-- start Records --
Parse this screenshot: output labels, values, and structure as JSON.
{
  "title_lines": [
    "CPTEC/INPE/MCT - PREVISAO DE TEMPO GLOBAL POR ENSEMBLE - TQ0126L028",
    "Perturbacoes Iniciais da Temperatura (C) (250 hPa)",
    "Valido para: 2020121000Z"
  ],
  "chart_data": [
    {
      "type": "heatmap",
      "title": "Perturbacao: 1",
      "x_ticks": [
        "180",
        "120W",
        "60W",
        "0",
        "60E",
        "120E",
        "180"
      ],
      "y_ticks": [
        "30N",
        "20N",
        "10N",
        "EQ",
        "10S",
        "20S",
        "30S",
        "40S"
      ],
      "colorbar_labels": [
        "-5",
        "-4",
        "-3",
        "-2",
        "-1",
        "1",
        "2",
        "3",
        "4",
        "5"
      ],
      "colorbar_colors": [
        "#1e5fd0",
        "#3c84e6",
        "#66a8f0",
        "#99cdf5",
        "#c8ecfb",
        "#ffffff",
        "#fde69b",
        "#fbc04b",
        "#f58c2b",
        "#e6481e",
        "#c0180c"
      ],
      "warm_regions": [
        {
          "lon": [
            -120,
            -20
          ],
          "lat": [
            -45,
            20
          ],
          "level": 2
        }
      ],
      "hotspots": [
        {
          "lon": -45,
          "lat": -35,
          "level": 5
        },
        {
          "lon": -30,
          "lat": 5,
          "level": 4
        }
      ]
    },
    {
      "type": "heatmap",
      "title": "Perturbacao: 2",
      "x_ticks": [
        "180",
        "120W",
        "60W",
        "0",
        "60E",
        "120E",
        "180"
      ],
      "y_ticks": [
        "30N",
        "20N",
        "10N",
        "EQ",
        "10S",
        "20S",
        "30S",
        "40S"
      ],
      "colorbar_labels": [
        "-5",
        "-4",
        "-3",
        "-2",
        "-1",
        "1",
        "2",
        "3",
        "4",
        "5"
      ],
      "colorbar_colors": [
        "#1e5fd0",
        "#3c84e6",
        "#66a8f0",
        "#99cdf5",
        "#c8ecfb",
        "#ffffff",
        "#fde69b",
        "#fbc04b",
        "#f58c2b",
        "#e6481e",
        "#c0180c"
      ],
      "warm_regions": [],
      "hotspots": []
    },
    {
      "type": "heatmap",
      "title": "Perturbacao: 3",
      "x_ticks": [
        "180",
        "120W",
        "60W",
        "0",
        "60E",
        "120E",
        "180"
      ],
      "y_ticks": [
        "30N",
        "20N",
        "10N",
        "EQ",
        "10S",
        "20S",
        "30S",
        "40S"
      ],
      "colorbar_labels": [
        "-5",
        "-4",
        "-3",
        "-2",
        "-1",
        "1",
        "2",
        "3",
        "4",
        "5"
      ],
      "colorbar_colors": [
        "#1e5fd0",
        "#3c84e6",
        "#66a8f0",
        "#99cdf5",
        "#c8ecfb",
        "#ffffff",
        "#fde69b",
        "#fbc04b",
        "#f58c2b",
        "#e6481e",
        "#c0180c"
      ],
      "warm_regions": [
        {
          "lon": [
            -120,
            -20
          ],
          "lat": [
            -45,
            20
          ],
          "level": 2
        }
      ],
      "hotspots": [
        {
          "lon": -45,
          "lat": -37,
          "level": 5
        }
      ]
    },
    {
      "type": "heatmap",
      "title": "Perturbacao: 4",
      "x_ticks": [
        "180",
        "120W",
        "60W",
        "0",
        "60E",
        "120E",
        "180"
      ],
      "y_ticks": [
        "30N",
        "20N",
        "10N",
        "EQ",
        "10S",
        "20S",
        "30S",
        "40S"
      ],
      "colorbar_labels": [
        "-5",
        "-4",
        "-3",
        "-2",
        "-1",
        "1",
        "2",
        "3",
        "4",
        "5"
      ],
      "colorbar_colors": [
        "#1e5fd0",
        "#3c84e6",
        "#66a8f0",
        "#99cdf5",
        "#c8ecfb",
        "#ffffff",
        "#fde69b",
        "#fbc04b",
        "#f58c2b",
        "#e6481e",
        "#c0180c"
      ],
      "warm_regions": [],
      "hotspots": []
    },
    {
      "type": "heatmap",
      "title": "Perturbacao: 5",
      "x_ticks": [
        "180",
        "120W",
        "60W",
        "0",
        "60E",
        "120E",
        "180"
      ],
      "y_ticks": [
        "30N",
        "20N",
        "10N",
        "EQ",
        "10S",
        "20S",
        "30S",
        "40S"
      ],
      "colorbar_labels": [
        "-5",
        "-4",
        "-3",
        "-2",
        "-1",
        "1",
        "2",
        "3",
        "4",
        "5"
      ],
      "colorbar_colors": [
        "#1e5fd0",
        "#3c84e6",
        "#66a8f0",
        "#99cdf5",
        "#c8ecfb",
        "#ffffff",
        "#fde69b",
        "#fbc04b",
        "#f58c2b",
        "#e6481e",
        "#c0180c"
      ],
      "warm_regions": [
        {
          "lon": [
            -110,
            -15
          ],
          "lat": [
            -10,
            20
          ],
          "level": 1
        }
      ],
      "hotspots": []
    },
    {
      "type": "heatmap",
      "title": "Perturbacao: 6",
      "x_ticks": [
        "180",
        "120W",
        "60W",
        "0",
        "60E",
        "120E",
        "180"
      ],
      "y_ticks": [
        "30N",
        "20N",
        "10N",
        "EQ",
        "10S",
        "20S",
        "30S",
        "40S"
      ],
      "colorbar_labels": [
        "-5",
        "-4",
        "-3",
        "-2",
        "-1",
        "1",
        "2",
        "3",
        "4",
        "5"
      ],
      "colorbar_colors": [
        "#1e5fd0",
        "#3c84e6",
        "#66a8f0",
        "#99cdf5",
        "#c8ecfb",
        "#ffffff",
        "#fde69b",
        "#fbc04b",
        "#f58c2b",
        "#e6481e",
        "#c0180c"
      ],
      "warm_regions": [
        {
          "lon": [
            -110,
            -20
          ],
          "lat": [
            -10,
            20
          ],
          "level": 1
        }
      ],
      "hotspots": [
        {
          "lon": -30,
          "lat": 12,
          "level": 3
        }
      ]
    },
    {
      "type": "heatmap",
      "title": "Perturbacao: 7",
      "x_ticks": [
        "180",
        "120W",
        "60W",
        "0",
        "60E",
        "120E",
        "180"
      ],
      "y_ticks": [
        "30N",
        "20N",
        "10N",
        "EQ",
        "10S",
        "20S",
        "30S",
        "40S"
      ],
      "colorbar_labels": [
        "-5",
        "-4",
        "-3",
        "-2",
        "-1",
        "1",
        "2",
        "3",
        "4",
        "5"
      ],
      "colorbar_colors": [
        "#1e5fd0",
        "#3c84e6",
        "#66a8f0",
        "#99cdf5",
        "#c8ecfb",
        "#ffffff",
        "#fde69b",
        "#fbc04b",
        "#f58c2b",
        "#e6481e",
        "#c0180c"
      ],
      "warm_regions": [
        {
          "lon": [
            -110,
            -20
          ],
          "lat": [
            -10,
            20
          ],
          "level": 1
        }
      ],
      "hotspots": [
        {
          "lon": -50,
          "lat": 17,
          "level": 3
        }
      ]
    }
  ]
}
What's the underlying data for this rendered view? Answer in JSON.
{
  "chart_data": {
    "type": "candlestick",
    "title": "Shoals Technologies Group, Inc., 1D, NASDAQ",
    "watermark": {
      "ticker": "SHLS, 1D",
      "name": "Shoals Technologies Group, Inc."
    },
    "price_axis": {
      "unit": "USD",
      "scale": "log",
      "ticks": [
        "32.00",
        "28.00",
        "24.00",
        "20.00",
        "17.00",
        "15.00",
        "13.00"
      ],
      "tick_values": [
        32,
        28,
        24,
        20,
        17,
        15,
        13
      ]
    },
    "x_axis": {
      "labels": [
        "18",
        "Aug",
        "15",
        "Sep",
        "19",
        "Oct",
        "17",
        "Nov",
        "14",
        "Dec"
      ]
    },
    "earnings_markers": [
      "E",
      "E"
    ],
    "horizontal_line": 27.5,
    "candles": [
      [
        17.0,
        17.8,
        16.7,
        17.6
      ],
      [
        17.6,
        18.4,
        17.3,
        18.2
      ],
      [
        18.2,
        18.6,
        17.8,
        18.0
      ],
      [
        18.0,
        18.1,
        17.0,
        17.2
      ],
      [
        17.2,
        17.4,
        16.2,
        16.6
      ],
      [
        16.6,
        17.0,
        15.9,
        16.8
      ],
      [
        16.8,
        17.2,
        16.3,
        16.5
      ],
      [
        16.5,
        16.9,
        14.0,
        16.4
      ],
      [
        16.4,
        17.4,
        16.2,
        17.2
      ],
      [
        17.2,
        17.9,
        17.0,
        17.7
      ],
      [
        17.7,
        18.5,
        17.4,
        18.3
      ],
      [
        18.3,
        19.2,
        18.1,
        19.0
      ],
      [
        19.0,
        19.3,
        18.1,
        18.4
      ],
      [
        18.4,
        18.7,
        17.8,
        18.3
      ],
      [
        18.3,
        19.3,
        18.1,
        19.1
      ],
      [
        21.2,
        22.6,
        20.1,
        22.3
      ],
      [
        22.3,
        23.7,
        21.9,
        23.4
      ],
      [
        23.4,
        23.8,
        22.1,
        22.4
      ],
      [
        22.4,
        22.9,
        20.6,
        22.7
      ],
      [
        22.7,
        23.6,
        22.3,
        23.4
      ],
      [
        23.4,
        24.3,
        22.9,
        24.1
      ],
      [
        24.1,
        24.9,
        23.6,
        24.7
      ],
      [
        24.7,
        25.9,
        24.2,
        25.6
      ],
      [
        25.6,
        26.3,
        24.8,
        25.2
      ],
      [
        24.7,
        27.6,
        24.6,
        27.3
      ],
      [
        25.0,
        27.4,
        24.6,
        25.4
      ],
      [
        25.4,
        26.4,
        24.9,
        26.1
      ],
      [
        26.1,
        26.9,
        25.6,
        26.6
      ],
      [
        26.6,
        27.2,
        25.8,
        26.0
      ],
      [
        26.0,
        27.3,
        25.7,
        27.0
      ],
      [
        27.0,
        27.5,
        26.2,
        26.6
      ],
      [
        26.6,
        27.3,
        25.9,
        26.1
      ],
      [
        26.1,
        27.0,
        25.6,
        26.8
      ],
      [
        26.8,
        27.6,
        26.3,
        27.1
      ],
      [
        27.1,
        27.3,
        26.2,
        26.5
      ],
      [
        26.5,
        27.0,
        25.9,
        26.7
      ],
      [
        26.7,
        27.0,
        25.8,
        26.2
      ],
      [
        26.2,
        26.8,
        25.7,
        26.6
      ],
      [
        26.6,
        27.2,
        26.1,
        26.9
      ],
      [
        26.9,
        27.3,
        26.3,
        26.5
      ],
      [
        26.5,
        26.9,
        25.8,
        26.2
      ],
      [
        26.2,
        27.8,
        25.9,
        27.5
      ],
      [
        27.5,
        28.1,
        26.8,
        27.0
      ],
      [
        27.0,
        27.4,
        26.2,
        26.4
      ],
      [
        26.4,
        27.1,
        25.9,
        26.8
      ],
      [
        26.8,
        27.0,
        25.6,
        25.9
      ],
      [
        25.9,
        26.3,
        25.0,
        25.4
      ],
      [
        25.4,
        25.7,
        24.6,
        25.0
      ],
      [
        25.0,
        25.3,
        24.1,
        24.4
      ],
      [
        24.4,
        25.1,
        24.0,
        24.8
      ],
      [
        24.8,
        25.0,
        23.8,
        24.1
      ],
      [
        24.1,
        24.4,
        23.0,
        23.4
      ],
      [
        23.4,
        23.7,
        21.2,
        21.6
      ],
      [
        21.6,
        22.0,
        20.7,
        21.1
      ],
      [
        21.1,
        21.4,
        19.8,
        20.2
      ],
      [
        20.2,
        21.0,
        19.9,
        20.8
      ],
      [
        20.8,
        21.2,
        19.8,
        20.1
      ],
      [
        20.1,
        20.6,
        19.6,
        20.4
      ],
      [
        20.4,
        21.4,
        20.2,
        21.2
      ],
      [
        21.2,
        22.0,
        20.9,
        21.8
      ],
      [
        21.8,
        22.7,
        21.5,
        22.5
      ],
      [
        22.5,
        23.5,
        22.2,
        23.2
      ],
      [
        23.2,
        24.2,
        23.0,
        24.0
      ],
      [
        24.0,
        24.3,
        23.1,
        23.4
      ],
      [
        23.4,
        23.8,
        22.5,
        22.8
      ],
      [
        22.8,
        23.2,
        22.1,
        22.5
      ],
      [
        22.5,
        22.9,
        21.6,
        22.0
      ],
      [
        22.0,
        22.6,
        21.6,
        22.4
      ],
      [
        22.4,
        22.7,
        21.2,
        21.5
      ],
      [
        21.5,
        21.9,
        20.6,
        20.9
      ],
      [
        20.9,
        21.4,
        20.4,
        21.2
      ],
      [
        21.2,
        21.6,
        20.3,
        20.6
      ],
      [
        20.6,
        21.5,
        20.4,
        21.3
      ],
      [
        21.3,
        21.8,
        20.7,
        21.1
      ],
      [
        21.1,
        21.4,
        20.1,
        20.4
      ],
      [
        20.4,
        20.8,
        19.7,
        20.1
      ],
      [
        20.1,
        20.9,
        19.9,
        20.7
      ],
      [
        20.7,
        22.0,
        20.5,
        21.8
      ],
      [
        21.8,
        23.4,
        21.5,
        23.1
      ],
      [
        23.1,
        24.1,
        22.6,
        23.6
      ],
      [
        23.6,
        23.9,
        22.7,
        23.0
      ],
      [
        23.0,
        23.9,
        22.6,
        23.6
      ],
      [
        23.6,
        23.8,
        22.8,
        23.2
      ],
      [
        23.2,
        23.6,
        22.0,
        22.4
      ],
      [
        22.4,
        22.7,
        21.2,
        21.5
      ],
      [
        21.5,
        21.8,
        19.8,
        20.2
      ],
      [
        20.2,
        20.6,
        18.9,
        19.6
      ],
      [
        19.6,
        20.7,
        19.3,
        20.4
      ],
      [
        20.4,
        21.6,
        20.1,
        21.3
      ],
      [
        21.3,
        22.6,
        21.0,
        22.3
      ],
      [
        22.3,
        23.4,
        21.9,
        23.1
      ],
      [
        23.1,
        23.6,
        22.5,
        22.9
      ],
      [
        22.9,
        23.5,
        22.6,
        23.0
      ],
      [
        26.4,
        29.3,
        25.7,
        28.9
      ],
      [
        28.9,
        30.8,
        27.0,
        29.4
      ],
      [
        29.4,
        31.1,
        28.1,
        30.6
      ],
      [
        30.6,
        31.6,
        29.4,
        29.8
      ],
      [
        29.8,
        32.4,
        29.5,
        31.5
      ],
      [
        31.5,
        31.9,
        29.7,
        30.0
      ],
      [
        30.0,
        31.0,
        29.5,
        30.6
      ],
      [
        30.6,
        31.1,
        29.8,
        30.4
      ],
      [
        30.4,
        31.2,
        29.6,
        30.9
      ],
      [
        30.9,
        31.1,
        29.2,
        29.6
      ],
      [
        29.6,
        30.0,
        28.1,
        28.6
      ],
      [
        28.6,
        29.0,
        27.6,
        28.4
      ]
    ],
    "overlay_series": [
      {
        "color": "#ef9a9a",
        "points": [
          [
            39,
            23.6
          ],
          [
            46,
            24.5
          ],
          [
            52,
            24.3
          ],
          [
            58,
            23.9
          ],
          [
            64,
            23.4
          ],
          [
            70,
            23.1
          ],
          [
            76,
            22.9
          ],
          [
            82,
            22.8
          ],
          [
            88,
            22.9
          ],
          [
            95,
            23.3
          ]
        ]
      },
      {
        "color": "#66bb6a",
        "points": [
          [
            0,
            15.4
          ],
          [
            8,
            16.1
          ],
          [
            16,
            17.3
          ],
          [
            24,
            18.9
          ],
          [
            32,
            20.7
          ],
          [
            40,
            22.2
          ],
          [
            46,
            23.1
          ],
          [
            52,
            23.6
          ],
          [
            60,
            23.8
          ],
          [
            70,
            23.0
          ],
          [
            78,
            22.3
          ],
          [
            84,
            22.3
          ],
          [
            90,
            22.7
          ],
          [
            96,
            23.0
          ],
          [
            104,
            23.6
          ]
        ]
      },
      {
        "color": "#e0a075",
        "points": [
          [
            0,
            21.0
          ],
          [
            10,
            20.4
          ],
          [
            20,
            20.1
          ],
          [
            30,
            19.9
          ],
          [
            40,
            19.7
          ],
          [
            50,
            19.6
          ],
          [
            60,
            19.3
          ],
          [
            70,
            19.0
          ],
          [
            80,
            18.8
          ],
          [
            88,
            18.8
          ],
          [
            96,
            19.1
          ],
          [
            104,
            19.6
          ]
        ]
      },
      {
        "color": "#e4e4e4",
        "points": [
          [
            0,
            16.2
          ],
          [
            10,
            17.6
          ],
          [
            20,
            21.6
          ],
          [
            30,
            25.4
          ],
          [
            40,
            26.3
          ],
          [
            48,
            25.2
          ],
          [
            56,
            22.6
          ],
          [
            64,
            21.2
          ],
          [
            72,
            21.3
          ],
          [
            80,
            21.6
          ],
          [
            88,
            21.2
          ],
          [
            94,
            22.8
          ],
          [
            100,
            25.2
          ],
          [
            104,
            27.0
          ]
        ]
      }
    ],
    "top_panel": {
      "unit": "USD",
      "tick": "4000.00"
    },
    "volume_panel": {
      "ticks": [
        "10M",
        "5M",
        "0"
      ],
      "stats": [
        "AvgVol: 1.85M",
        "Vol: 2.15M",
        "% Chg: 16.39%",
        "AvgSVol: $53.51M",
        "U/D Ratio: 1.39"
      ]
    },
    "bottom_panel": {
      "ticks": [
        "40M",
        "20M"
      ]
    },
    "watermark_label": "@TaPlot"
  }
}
-- end Records --
- [To do] Isolate each line of the listing above that includes "JSON". Copy it.

- [Answer to this task]
Parse this screenshot: output labels, values, and structure as JSON.
What's the underlying data for this rendered view? Answer in JSON.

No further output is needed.